What you need to do
Retype the data that follows line by line, exactly, and leave its pictures out.

━━━ Given data

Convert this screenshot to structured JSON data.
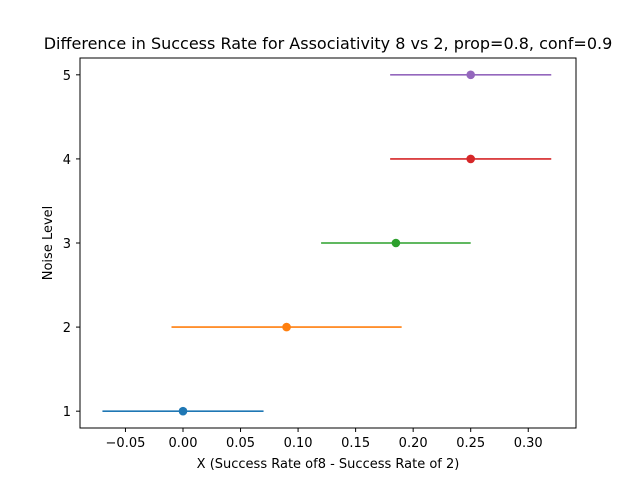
{
  "chart_data": {
    "type": "scatter",
    "title": "Difference in Success Rate for Associativity 8 vs 2, prop=0.8, conf=0.9",
    "xlabel": "X (Success Rate of8 - Success Rate of 2)",
    "ylabel": "Noise Level",
    "xlim": [
      -0.0895,
      0.3415
    ],
    "ylim": [
      0.8,
      5.2
    ],
    "x_ticks": [
      -0.05,
      0.0,
      0.05,
      0.1,
      0.15,
      0.2,
      0.25,
      0.3
    ],
    "x_tick_labels": [
      "−0.05",
      "0.00",
      "0.05",
      "0.10",
      "0.15",
      "0.20",
      "0.25",
      "0.30"
    ],
    "y_ticks": [
      1,
      2,
      3,
      4,
      5
    ],
    "y_tick_labels": [
      "1",
      "2",
      "3",
      "4",
      "5"
    ],
    "grid": false,
    "series": [
      {
        "y": 1,
        "x": 0.0,
        "low": -0.07,
        "high": 0.07,
        "color": "#1f77b4"
      },
      {
        "y": 2,
        "x": 0.09,
        "low": -0.01,
        "high": 0.19,
        "color": "#ff7f0e"
      },
      {
        "y": 3,
        "x": 0.185,
        "low": 0.12,
        "high": 0.25,
        "color": "#2ca02c"
      },
      {
        "y": 4,
        "x": 0.25,
        "low": 0.18,
        "high": 0.32,
        "color": "#d62728"
      },
      {
        "y": 5,
        "x": 0.25,
        "low": 0.18,
        "high": 0.32,
        "color": "#9467bd"
      }
    ]
  }
}
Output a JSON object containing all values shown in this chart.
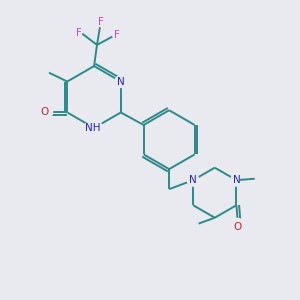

━━━━━━

Output for this task
Convert this screenshot to structured JSON data.
{
  "chart_data": {
    "type": "scatter",
    "title": "Difference in Success Rate for Associativity 8 vs 2, prop=0.8, conf=0.9",
    "xlabel": "X (Success Rate of8 - Success Rate of 2)",
    "ylabel": "Noise Level",
    "xlim": [
      -0.0895,
      0.3415
    ],
    "ylim": [
      0.8,
      5.2
    ],
    "x_ticks": [
      -0.05,
      0.0,
      0.05,
      0.1,
      0.15,
      0.2,
      0.25,
      0.3
    ],
    "x_tick_labels": [
      "−0.05",
      "0.00",
      "0.05",
      "0.10",
      "0.15",
      "0.20",
      "0.25",
      "0.30"
    ],
    "y_ticks": [
      1,
      2,
      3,
      4,
      5
    ],
    "y_tick_labels": [
      "1",
      "2",
      "3",
      "4",
      "5"
    ],
    "grid": false,
    "series": [
      {
        "y": 1,
        "x": 0.0,
        "low": -0.07,
        "high": 0.07,
        "color": "#1f77b4"
      },
      {
        "y": 2,
        "x": 0.09,
        "low": -0.01,
        "high": 0.19,
        "color": "#ff7f0e"
      },
      {
        "y": 3,
        "x": 0.185,
        "low": 0.12,
        "high": 0.25,
        "color": "#2ca02c"
      },
      {
        "y": 4,
        "x": 0.25,
        "low": 0.18,
        "high": 0.32,
        "color": "#d62728"
      },
      {
        "y": 5,
        "x": 0.25,
        "low": 0.18,
        "high": 0.32,
        "color": "#9467bd"
      }
    ]
  }
}
Output a JSON object containing all values shown in this chart.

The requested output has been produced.